───── DATA TO PROCESS

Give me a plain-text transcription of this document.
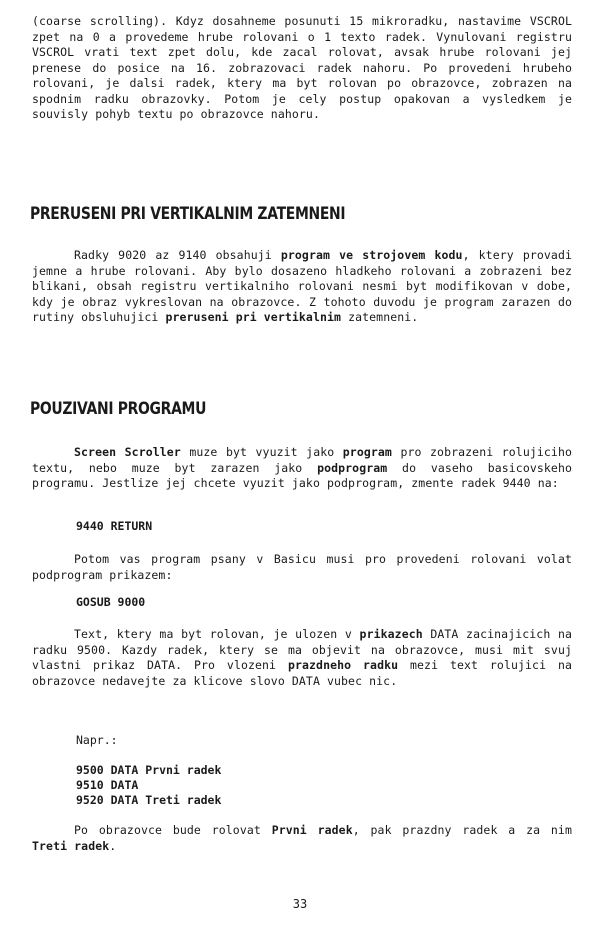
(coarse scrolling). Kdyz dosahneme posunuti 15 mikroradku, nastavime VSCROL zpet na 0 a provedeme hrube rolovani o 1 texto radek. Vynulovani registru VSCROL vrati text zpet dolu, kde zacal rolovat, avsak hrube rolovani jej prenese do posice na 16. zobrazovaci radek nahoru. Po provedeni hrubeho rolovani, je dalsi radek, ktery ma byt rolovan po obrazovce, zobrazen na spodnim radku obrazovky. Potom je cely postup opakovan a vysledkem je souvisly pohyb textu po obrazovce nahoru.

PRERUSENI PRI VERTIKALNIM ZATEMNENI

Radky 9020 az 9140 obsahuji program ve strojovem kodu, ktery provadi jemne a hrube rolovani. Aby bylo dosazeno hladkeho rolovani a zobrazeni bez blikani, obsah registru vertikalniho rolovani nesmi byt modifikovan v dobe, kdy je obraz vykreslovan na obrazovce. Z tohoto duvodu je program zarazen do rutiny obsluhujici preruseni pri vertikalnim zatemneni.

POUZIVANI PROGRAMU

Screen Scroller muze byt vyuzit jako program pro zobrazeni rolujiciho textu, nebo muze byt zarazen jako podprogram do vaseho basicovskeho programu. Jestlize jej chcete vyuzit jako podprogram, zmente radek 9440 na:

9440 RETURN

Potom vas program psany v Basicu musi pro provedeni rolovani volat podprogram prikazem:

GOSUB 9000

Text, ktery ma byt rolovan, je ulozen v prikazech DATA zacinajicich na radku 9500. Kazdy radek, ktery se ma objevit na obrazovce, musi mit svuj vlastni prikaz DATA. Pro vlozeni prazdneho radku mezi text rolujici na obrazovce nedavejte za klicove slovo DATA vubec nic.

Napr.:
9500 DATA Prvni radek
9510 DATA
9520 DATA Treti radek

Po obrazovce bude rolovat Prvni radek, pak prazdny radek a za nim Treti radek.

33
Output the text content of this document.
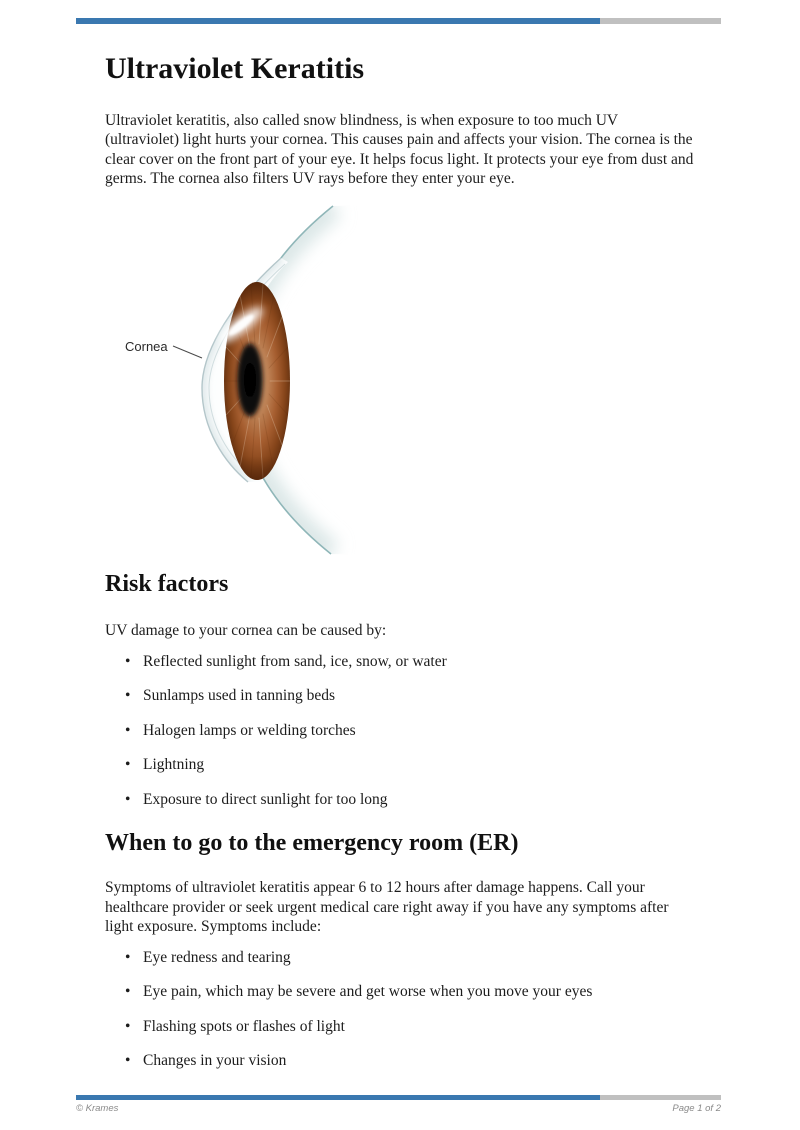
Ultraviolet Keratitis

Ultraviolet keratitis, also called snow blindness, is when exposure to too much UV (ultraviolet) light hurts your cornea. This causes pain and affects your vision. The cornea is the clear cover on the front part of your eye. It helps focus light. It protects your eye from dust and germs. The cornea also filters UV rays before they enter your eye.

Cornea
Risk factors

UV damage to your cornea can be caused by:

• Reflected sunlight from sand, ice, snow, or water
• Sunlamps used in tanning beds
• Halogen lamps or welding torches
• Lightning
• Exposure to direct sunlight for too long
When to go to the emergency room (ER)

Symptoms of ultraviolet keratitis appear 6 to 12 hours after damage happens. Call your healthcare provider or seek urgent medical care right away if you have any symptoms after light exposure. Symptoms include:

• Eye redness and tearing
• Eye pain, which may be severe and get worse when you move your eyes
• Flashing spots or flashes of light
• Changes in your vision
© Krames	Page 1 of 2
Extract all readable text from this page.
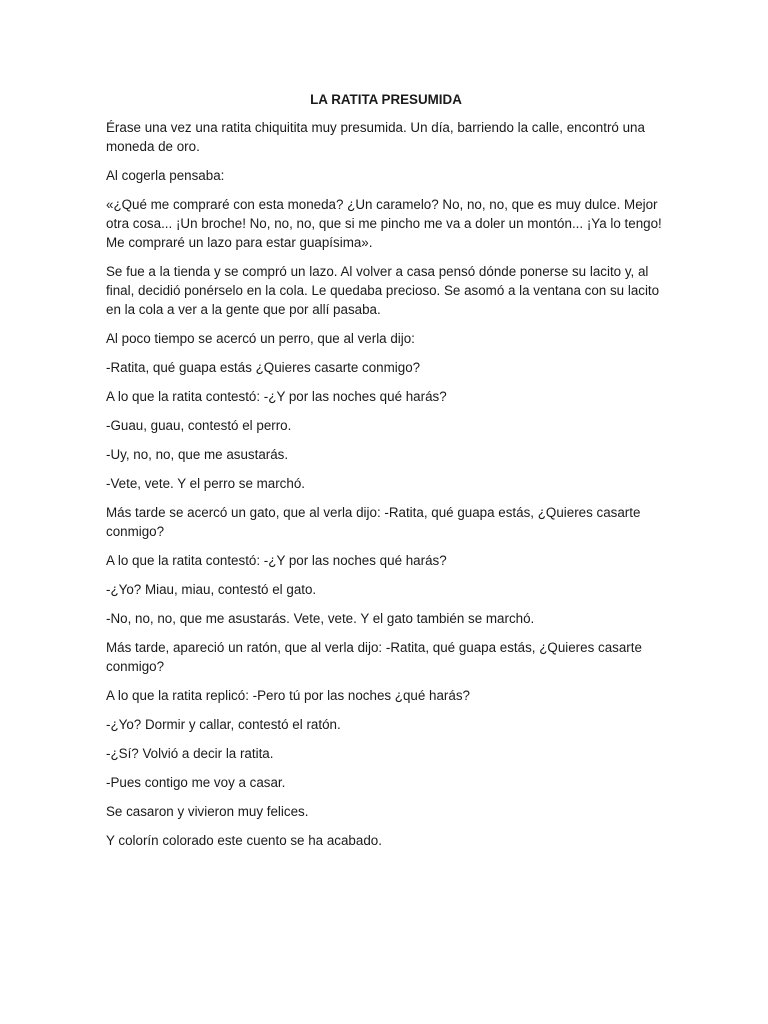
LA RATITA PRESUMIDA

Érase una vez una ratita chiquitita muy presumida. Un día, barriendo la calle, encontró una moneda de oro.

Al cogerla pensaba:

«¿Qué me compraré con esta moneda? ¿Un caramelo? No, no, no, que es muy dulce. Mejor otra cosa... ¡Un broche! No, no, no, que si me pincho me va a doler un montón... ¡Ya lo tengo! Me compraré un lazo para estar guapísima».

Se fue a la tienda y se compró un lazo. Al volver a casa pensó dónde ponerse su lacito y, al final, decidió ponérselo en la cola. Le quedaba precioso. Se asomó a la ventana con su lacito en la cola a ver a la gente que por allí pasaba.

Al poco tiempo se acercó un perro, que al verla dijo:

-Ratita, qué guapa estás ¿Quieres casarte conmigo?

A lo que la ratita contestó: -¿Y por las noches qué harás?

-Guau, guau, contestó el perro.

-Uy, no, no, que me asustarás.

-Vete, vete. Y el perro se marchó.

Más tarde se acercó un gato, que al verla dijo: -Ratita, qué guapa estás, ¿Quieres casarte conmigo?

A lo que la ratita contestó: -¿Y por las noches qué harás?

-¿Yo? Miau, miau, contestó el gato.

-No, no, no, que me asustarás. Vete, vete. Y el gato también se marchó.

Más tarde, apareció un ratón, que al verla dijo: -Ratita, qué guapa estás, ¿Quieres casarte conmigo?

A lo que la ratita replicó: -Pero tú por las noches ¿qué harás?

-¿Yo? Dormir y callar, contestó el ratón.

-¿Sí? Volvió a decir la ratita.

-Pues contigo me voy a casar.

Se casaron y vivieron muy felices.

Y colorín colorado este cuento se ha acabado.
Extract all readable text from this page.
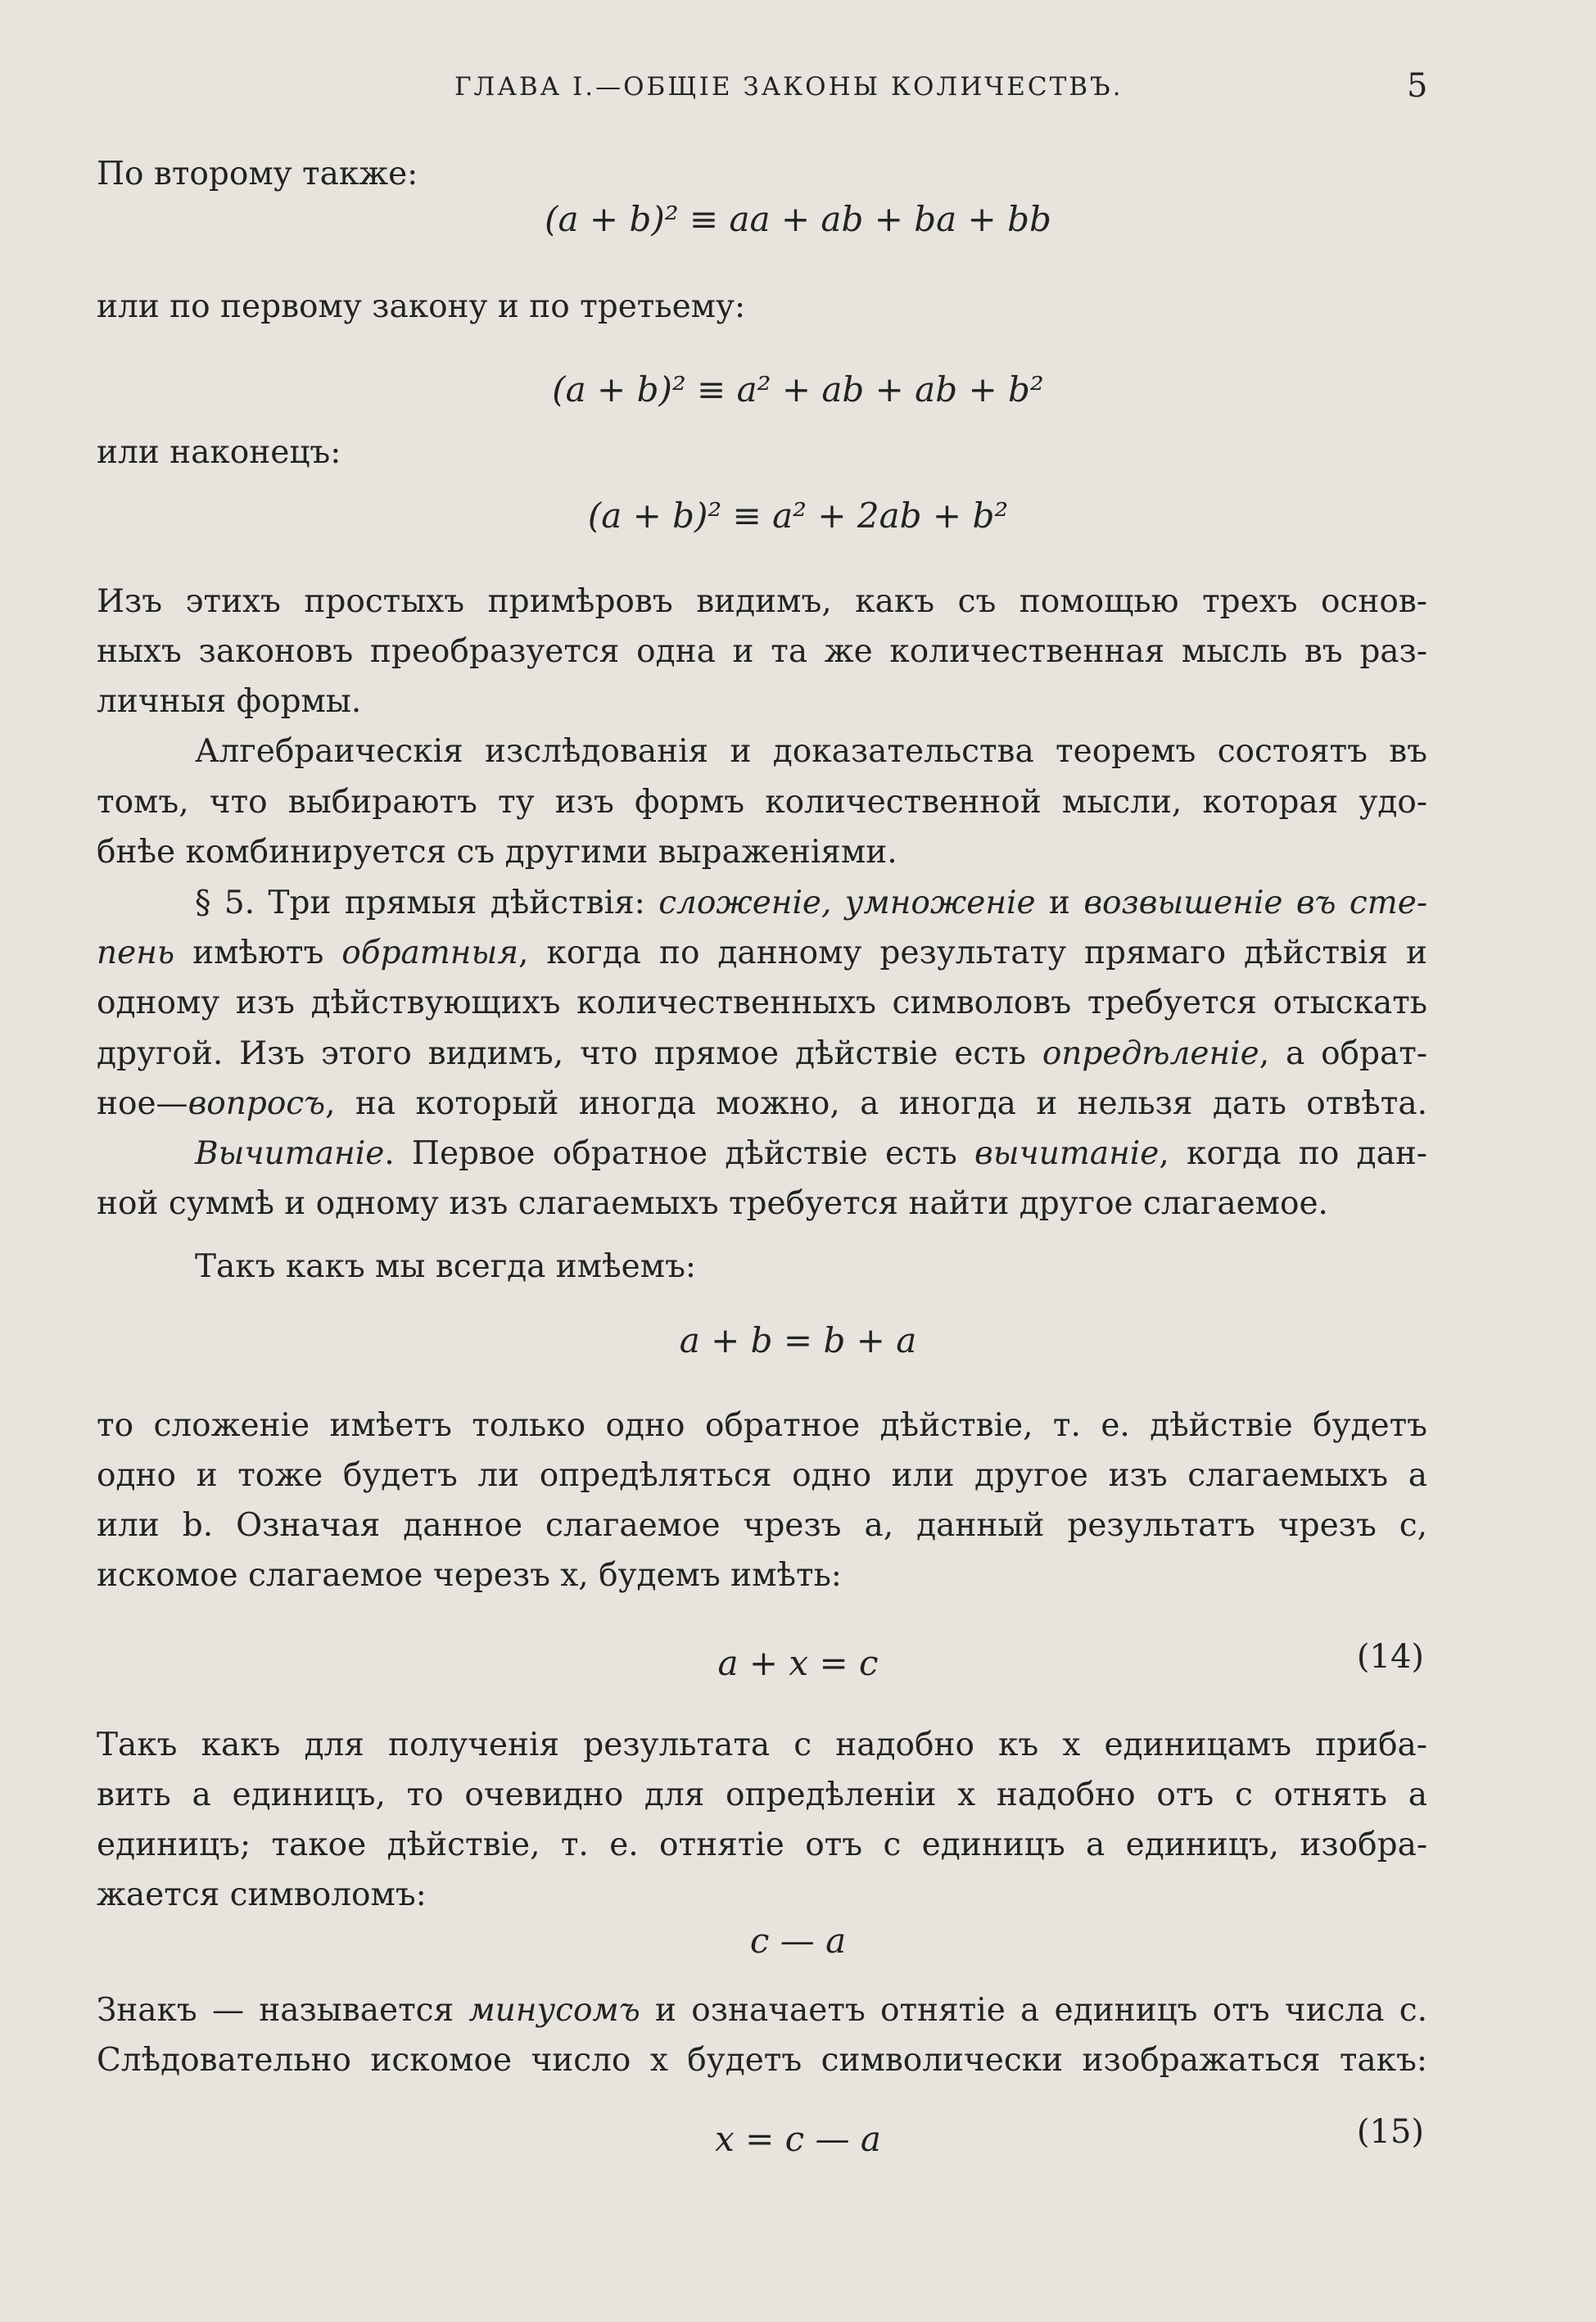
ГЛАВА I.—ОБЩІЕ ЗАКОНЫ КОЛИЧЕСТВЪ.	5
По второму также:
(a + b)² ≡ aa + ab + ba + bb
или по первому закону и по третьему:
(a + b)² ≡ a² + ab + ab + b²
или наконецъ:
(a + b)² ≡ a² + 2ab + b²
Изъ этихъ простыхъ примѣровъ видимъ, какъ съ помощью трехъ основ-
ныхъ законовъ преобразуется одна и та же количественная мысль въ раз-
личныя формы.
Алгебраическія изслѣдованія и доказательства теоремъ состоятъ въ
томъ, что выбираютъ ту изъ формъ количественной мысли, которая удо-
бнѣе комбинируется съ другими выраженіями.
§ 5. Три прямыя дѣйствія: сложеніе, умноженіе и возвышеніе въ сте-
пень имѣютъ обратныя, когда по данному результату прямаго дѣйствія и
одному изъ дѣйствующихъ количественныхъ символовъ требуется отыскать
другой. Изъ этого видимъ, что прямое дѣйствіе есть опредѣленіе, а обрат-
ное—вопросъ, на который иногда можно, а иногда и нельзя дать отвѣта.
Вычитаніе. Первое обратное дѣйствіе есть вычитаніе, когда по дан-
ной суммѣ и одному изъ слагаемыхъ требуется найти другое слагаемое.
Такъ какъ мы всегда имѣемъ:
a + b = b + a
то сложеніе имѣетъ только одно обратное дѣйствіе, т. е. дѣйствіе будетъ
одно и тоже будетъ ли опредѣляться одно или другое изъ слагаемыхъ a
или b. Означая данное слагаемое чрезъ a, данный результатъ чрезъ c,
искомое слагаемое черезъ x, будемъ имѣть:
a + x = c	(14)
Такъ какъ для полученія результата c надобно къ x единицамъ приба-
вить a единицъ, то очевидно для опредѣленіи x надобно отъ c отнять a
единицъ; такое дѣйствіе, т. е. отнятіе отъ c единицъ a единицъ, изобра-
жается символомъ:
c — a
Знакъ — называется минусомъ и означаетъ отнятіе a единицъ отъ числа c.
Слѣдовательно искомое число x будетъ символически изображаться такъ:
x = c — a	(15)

──────────

### WRITTEN EXERCISE
Report how many lines in the listing above include the word "guapa". Give nothing but the number.

### EXERCISE ANSWER
3